— Start of Data to use —

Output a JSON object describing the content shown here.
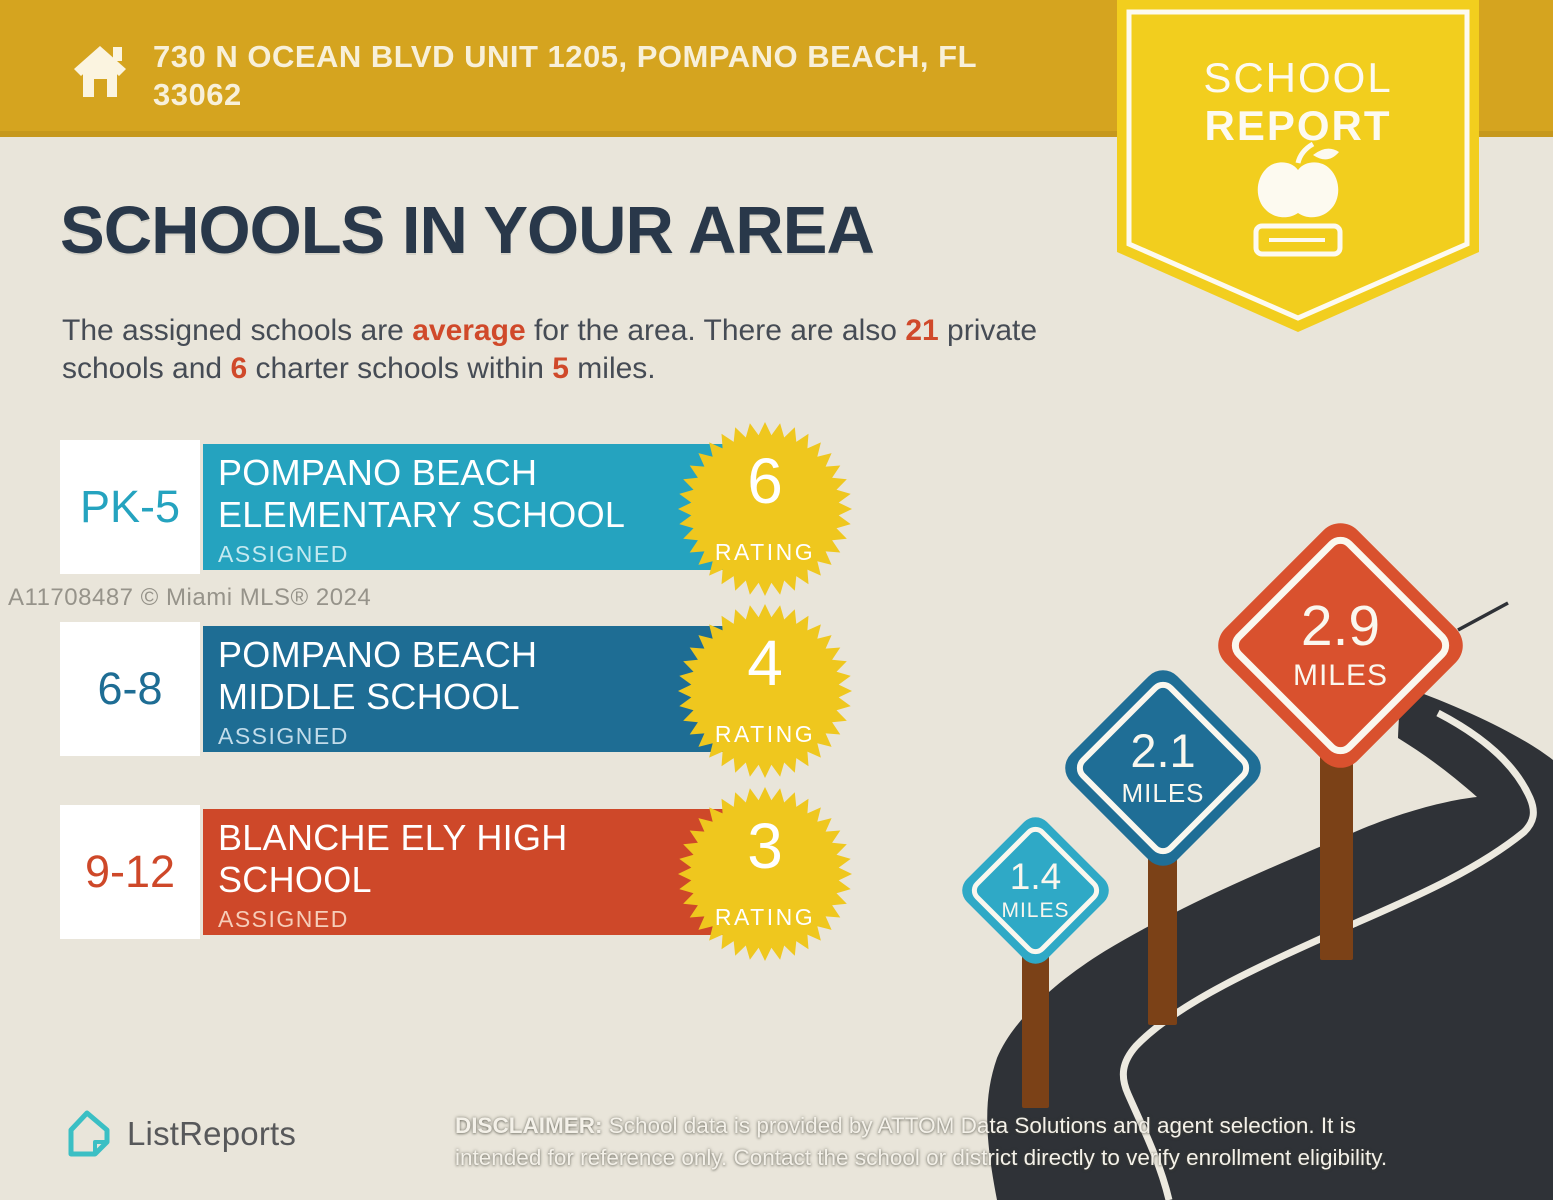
{
  "palette": {
    "gold": "#D5A41F",
    "badge_yellow": "#F2CE1E",
    "star_yellow": "#EFC71E",
    "navy": "#29384A",
    "accent_orange": "#D0492A",
    "background": "#E9E5DA",
    "road": "#2F3237",
    "road_line": "#EDEAE0",
    "post_brown": "#7B4117",
    "logo_teal": "#3BBFC4",
    "text_gray": "#57585A"
  },
  "header": {
    "address": "730 N OCEAN BLVD UNIT 1205, POMPANO BEACH, FL 33062"
  },
  "badge": {
    "line1": "SCHOOL",
    "line2": "REPORT"
  },
  "main": {
    "title": "SCHOOLS IN YOUR AREA",
    "subtitle_segments": [
      {
        "t": "The assigned schools are ",
        "hl": false
      },
      {
        "t": "average",
        "hl": true
      },
      {
        "t": " for the area. There are also ",
        "hl": false
      },
      {
        "t": "21",
        "hl": true
      },
      {
        "t": " private schools and ",
        "hl": false
      },
      {
        "t": "6",
        "hl": true
      },
      {
        "t": " charter schools within ",
        "hl": false
      },
      {
        "t": "5",
        "hl": true
      },
      {
        "t": " miles.",
        "hl": false
      }
    ]
  },
  "watermark": "A11708487 © Miami MLS® 2024",
  "schools": [
    {
      "grades": "PK-5",
      "name_lines": [
        "POMPANO BEACH",
        "ELEMENTARY SCHOOL"
      ],
      "status": "ASSIGNED",
      "rating": "6",
      "rating_label": "RATING",
      "bar_color": "#25A3BF",
      "status_color": "#C4E9F0"
    },
    {
      "grades": "6-8",
      "name_lines": [
        "POMPANO BEACH",
        "MIDDLE SCHOOL"
      ],
      "status": "ASSIGNED",
      "rating": "4",
      "rating_label": "RATING",
      "bar_color": "#1E6D94",
      "status_color": "#C2DCEA"
    },
    {
      "grades": "9-12",
      "name_lines": [
        "BLANCHE ELY HIGH",
        "SCHOOL"
      ],
      "status": "ASSIGNED",
      "rating": "3",
      "rating_label": "RATING",
      "bar_color": "#CE4829",
      "status_color": "#F6CDB9"
    }
  ],
  "signs": [
    {
      "distance": "1.4",
      "unit": "MILES",
      "color": "#2FA9C6"
    },
    {
      "distance": "2.1",
      "unit": "MILES",
      "color": "#1F6E96"
    },
    {
      "distance": "2.9",
      "unit": "MILES",
      "color": "#D9512E"
    }
  ],
  "footer": {
    "logo_text": "ListReports",
    "disclaimer_label": "DISCLAIMER:",
    "disclaimer_text": " School data is provided by ATTOM Data Solutions and agent selection. It is intended for reference only. Contact the school or district directly to verify enrollment eligibility."
  }
}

— End of Data to use —

What the exercise asks:
Leave out the pictures and repeat everything else in the records exactly.

Written reply:
Output a JSON object describing the content shown here.
{
  "palette": {
    "gold": "#D5A41F",
    "badge_yellow": "#F2CE1E",
    "star_yellow": "#EFC71E",
    "navy": "#29384A",
    "accent_orange": "#D0492A",
    "background": "#E9E5DA",
    "road": "#2F3237",
    "road_line": "#EDEAE0",
    "post_brown": "#7B4117",
    "logo_teal": "#3BBFC4",
    "text_gray": "#57585A"
  },
  "header": {
    "address": "730 N OCEAN BLVD UNIT 1205, POMPANO BEACH, FL 33062"
  },
  "badge": {
    "line1": "SCHOOL",
    "line2": "REPORT"
  },
  "main": {
    "title": "SCHOOLS IN YOUR AREA",
    "subtitle_segments": [
      {
        "t": "The assigned schools are ",
        "hl": false
      },
      {
        "t": "average",
        "hl": true
      },
      {
        "t": " for the area. There are also ",
        "hl": false
      },
      {
        "t": "21",
        "hl": true
      },
      {
        "t": " private schools and ",
        "hl": false
      },
      {
        "t": "6",
        "hl": true
      },
      {
        "t": " charter schools within ",
        "hl": false
      },
      {
        "t": "5",
        "hl": true
      },
      {
        "t": " miles.",
        "hl": false
      }
    ]
  },
  "watermark": "A11708487 © Miami MLS® 2024",
  "schools": [
    {
      "grades": "PK-5",
      "name_lines": [
        "POMPANO BEACH",
        "ELEMENTARY SCHOOL"
      ],
      "status": "ASSIGNED",
      "rating": "6",
      "rating_label": "RATING",
      "bar_color": "#25A3BF",
      "status_color": "#C4E9F0"
    },
    {
      "grades": "6-8",
      "name_lines": [
        "POMPANO BEACH",
        "MIDDLE SCHOOL"
      ],
      "status": "ASSIGNED",
      "rating": "4",
      "rating_label": "RATING",
      "bar_color": "#1E6D94",
      "status_color": "#C2DCEA"
    },
    {
      "grades": "9-12",
      "name_lines": [
        "BLANCHE ELY HIGH",
        "SCHOOL"
      ],
      "status": "ASSIGNED",
      "rating": "3",
      "rating_label": "RATING",
      "bar_color": "#CE4829",
      "status_color": "#F6CDB9"
    }
  ],
  "signs": [
    {
      "distance": "1.4",
      "unit": "MILES",
      "color": "#2FA9C6"
    },
    {
      "distance": "2.1",
      "unit": "MILES",
      "color": "#1F6E96"
    },
    {
      "distance": "2.9",
      "unit": "MILES",
      "color": "#D9512E"
    }
  ],
  "footer": {
    "logo_text": "ListReports",
    "disclaimer_label": "DISCLAIMER:",
    "disclaimer_text": " School data is provided by ATTOM Data Solutions and agent selection. It is intended for reference only. Contact the school or district directly to verify enrollment eligibility."
  }
}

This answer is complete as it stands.